> [Your instructions]:
Where does the string "Policy" appear in the records? Copy every line that contains it.

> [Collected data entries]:
---
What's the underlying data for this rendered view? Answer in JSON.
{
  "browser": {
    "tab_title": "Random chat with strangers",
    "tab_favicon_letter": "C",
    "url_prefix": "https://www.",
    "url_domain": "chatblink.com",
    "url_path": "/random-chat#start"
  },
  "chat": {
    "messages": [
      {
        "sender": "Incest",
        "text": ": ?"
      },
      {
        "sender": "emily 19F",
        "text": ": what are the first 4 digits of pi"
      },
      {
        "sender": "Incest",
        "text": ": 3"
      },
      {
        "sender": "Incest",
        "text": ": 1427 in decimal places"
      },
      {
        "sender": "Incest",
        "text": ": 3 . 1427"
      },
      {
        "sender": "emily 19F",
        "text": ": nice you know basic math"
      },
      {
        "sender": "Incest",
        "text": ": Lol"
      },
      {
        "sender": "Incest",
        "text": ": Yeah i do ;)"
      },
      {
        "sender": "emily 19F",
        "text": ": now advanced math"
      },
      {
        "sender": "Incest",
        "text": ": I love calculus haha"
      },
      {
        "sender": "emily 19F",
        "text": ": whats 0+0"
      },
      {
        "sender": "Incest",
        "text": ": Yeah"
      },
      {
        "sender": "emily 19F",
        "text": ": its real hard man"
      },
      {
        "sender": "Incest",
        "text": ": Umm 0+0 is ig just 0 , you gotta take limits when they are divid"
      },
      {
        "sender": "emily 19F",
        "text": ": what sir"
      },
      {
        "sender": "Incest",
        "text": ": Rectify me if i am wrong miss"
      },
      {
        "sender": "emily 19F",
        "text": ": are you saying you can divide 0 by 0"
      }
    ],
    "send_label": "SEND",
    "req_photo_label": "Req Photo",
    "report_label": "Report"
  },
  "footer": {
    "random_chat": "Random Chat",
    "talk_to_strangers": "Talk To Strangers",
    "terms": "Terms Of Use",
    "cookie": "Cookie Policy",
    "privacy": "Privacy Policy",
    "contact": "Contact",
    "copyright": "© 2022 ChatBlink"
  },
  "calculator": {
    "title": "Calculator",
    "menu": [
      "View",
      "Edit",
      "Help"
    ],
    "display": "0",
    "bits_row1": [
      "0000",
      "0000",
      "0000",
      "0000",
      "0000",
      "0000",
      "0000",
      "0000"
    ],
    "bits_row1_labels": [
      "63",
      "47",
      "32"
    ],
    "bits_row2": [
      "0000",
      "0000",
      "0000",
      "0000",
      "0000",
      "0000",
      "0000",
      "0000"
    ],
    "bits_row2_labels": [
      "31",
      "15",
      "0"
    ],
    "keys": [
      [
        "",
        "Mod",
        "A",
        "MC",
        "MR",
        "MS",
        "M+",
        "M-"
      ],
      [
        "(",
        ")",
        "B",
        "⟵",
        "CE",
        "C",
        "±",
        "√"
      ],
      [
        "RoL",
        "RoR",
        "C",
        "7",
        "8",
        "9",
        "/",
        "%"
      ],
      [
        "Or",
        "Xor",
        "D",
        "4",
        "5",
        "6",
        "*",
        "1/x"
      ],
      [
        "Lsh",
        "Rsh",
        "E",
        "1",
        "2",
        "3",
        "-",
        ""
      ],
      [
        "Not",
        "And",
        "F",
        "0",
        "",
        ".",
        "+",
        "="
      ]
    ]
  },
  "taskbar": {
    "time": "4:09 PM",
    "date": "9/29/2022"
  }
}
---
> [Answer]:
    "cookie": "Cookie Policy",
    "privacy": "Privacy Policy",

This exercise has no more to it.